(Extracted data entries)
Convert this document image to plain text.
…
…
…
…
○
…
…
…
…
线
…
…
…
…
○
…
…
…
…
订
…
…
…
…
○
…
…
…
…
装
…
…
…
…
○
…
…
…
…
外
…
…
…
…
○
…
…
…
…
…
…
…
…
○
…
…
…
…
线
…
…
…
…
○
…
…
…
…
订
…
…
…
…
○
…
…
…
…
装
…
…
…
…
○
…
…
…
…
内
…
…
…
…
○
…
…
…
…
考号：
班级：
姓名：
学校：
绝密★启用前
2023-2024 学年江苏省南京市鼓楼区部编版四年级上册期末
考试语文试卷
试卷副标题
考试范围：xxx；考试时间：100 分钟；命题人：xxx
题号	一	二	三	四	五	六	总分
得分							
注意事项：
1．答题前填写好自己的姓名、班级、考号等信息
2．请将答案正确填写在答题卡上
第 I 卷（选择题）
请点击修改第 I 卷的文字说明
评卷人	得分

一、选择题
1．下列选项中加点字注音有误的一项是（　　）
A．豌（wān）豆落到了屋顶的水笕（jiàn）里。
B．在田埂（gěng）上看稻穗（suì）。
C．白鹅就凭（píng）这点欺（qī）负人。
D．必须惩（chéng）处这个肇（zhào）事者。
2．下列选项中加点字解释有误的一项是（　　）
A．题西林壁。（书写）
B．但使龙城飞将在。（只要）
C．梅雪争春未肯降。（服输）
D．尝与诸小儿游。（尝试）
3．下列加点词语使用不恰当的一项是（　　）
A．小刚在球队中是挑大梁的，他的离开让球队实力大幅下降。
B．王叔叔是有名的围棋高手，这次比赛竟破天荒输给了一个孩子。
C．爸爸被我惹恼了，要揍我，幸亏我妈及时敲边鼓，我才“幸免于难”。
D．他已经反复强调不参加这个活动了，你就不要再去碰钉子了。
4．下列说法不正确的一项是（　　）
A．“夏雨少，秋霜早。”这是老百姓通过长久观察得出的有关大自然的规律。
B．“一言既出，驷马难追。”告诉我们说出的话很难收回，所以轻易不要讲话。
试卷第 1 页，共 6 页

● Task description:
Retype the records in full. Keep every line identical to the original.

● Exercise result:
Convert this document image to plain text.
…
…
…
…
○
…
…
…
…
线
…
…
…
…
○
…
…
…
…
订
…
…
…
…
○
…
…
…
…
装
…
…
…
…
○
…
…
…
…
外
…
…
…
…
○
…
…
…
…
…
…
…
…
○
…
…
…
…
线
…
…
…
…
○
…
…
…
…
订
…
…
…
…
○
…
…
…
…
装
…
…
…
…
○
…
…
…
…
内
…
…
…
…
○
…
…
…
…
考号：
班级：
姓名：
学校：
绝密★启用前
2023-2024 学年江苏省南京市鼓楼区部编版四年级上册期末
考试语文试卷
试卷副标题
考试范围：xxx；考试时间：100 分钟；命题人：xxx
题号	一	二	三	四	五	六	总分
得分							
注意事项：
1．答题前填写好自己的姓名、班级、考号等信息
2．请将答案正确填写在答题卡上
第 I 卷（选择题）
请点击修改第 I 卷的文字说明
评卷人	得分

一、选择题
1．下列选项中加点字注音有误的一项是（　　）
A．豌（wān）豆落到了屋顶的水笕（jiàn）里。
B．在田埂（gěng）上看稻穗（suì）。
C．白鹅就凭（píng）这点欺（qī）负人。
D．必须惩（chéng）处这个肇（zhào）事者。
2．下列选项中加点字解释有误的一项是（　　）
A．题西林壁。（书写）
B．但使龙城飞将在。（只要）
C．梅雪争春未肯降。（服输）
D．尝与诸小儿游。（尝试）
3．下列加点词语使用不恰当的一项是（　　）
A．小刚在球队中是挑大梁的，他的离开让球队实力大幅下降。
B．王叔叔是有名的围棋高手，这次比赛竟破天荒输给了一个孩子。
C．爸爸被我惹恼了，要揍我，幸亏我妈及时敲边鼓，我才“幸免于难”。
D．他已经反复强调不参加这个活动了，你就不要再去碰钉子了。
4．下列说法不正确的一项是（　　）
A．“夏雨少，秋霜早。”这是老百姓通过长久观察得出的有关大自然的规律。
B．“一言既出，驷马难追。”告诉我们说出的话很难收回，所以轻易不要讲话。
试卷第 1 页，共 6 页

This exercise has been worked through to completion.